- Dataset records -
........

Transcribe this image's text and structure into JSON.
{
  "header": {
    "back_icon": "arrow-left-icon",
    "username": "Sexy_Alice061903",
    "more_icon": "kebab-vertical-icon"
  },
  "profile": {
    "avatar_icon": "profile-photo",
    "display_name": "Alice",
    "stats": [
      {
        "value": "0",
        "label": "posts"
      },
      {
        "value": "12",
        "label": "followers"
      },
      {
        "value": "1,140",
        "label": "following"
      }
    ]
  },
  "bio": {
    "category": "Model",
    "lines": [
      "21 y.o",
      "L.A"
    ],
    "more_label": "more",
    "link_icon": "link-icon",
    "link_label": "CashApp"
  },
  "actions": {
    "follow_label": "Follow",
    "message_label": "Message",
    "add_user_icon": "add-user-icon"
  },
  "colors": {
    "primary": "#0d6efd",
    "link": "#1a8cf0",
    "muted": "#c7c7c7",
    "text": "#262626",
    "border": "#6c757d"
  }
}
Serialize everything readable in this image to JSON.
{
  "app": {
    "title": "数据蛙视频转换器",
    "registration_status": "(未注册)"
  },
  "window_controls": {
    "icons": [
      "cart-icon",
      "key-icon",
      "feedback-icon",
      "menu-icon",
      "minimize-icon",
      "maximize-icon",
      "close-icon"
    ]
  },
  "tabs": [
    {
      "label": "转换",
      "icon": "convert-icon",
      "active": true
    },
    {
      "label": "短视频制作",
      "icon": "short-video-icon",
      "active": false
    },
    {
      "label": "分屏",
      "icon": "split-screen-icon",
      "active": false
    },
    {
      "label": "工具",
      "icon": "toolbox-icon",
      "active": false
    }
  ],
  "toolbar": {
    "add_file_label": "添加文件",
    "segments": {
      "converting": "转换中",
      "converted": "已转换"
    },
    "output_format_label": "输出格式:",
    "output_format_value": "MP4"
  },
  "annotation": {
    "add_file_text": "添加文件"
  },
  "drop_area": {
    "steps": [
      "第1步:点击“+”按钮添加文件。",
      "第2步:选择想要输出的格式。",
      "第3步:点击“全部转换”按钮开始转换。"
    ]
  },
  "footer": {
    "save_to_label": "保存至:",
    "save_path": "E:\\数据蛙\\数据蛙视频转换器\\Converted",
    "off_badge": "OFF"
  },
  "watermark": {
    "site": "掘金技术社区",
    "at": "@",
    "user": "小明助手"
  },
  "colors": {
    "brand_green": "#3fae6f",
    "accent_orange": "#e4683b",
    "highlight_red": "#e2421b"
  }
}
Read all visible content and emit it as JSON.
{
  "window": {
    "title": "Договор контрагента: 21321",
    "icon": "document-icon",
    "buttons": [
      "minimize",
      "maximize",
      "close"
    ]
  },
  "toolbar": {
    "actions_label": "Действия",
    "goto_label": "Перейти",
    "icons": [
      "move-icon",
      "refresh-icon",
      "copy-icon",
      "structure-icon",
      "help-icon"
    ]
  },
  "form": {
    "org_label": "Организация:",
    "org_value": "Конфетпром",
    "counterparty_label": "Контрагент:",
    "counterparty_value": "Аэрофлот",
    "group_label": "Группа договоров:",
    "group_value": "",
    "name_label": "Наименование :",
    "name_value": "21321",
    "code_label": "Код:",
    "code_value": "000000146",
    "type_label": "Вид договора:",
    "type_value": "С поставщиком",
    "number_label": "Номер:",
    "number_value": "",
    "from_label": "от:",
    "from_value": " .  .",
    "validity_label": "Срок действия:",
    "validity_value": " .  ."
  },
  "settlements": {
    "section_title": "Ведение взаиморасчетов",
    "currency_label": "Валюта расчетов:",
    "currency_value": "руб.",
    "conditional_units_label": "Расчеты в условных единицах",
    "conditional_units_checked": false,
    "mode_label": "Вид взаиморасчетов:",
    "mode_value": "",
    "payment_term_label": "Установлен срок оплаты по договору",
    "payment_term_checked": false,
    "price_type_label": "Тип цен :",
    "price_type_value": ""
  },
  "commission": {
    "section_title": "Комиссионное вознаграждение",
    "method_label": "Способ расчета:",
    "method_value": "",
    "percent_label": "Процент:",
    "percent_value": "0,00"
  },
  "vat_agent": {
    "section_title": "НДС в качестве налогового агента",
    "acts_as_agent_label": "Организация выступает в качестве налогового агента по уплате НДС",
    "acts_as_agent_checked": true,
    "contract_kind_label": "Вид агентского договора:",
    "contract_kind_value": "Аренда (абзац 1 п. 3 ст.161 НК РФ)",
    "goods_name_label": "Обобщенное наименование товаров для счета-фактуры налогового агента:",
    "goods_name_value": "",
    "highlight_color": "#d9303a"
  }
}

........

- WHAT THE TASK REQUIRES -
Pull every line containing "structure" from the material above.

- PROBLEM SOLUTION -
Transcribe this image's text and structure into JSON.
      "structure-icon",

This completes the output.